*Task details*: Will you quote all of the entries, word for word?

--- Records for this task ---

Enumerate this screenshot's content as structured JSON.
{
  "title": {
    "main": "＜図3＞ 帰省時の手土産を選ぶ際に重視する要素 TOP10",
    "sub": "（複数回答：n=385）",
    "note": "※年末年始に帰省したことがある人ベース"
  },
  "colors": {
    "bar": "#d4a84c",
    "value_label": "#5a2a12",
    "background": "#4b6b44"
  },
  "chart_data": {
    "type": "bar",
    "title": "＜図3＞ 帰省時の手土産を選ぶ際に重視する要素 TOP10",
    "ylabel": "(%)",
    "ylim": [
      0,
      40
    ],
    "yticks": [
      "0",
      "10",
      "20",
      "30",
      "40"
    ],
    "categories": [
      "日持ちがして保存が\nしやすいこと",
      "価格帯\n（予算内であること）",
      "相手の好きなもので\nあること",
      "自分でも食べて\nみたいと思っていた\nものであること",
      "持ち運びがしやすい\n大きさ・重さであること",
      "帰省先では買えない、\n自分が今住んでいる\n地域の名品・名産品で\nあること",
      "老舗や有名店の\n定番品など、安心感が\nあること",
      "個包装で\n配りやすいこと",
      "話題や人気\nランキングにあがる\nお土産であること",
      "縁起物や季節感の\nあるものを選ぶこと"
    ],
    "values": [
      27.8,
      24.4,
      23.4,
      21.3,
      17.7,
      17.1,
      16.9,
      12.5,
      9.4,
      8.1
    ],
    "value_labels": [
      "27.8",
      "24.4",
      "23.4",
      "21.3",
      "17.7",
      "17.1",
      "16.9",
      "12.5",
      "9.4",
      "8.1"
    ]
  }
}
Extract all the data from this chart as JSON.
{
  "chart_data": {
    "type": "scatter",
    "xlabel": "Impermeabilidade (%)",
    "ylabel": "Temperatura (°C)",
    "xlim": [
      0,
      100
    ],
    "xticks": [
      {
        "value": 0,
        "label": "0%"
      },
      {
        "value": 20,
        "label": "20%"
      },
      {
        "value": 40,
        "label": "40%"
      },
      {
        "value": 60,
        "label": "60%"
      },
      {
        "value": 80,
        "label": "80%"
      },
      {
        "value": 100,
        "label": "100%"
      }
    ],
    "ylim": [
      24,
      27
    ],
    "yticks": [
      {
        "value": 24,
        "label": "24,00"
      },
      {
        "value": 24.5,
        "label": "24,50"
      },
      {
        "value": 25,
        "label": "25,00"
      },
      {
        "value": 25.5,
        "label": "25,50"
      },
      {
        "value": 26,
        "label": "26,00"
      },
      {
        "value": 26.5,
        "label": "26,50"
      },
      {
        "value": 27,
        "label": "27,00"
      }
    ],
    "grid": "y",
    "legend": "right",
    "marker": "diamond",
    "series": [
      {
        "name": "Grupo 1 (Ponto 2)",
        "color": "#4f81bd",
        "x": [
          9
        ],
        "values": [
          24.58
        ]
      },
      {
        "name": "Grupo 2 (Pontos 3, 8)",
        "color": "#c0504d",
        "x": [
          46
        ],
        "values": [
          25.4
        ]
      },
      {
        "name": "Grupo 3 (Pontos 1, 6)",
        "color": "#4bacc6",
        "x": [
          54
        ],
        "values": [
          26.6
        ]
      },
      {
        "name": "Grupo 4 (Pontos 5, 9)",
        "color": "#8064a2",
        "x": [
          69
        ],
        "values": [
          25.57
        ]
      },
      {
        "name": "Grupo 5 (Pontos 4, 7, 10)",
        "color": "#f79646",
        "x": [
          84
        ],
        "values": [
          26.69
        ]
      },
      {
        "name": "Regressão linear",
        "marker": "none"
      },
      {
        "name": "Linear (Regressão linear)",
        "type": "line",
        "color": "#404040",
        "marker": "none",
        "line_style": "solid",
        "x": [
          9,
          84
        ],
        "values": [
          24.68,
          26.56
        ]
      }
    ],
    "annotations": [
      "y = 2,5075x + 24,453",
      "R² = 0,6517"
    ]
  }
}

---

*Answer for this exercise*:
Enumerate this screenshot's content as structured JSON.
{
  "title": {
    "main": "＜図3＞ 帰省時の手土産を選ぶ際に重視する要素 TOP10",
    "sub": "（複数回答：n=385）",
    "note": "※年末年始に帰省したことがある人ベース"
  },
  "colors": {
    "bar": "#d4a84c",
    "value_label": "#5a2a12",
    "background": "#4b6b44"
  },
  "chart_data": {
    "type": "bar",
    "title": "＜図3＞ 帰省時の手土産を選ぶ際に重視する要素 TOP10",
    "ylabel": "(%)",
    "ylim": [
      0,
      40
    ],
    "yticks": [
      "0",
      "10",
      "20",
      "30",
      "40"
    ],
    "categories": [
      "日持ちがして保存が\nしやすいこと",
      "価格帯\n（予算内であること）",
      "相手の好きなもので\nあること",
      "自分でも食べて\nみたいと思っていた\nものであること",
      "持ち運びがしやすい\n大きさ・重さであること",
      "帰省先では買えない、\n自分が今住んでいる\n地域の名品・名産品で\nあること",
      "老舗や有名店の\n定番品など、安心感が\nあること",
      "個包装で\n配りやすいこと",
      "話題や人気\nランキングにあがる\nお土産であること",
      "縁起物や季節感の\nあるものを選ぶこと"
    ],
    "values": [
      27.8,
      24.4,
      23.4,
      21.3,
      17.7,
      17.1,
      16.9,
      12.5,
      9.4,
      8.1
    ],
    "value_labels": [
      "27.8",
      "24.4",
      "23.4",
      "21.3",
      "17.7",
      "17.1",
      "16.9",
      "12.5",
      "9.4",
      "8.1"
    ]
  }
}
Extract all the data from this chart as JSON.
{
  "chart_data": {
    "type": "scatter",
    "xlabel": "Impermeabilidade (%)",
    "ylabel": "Temperatura (°C)",
    "xlim": [
      0,
      100
    ],
    "xticks": [
      {
        "value": 0,
        "label": "0%"
      },
      {
        "value": 20,
        "label": "20%"
      },
      {
        "value": 40,
        "label": "40%"
      },
      {
        "value": 60,
        "label": "60%"
      },
      {
        "value": 80,
        "label": "80%"
      },
      {
        "value": 100,
        "label": "100%"
      }
    ],
    "ylim": [
      24,
      27
    ],
    "yticks": [
      {
        "value": 24,
        "label": "24,00"
      },
      {
        "value": 24.5,
        "label": "24,50"
      },
      {
        "value": 25,
        "label": "25,00"
      },
      {
        "value": 25.5,
        "label": "25,50"
      },
      {
        "value": 26,
        "label": "26,00"
      },
      {
        "value": 26.5,
        "label": "26,50"
      },
      {
        "value": 27,
        "label": "27,00"
      }
    ],
    "grid": "y",
    "legend": "right",
    "marker": "diamond",
    "series": [
      {
        "name": "Grupo 1 (Ponto 2)",
        "color": "#4f81bd",
        "x": [
          9
        ],
        "values": [
          24.58
        ]
      },
      {
        "name": "Grupo 2 (Pontos 3, 8)",
        "color": "#c0504d",
        "x": [
          46
        ],
        "values": [
          25.4
        ]
      },
      {
        "name": "Grupo 3 (Pontos 1, 6)",
        "color": "#4bacc6",
        "x": [
          54
        ],
        "values": [
          26.6
        ]
      },
      {
        "name": "Grupo 4 (Pontos 5, 9)",
        "color": "#8064a2",
        "x": [
          69
        ],
        "values": [
          25.57
        ]
      },
      {
        "name": "Grupo 5 (Pontos 4, 7, 10)",
        "color": "#f79646",
        "x": [
          84
        ],
        "values": [
          26.69
        ]
      },
      {
        "name": "Regressão linear",
        "marker": "none"
      },
      {
        "name": "Linear (Regressão linear)",
        "type": "line",
        "color": "#404040",
        "marker": "none",
        "line_style": "solid",
        "x": [
          9,
          84
        ],
        "values": [
          24.68,
          26.56
        ]
      }
    ],
    "annotations": [
      "y = 2,5075x + 24,453",
      "R² = 0,6517"
    ]
  }
}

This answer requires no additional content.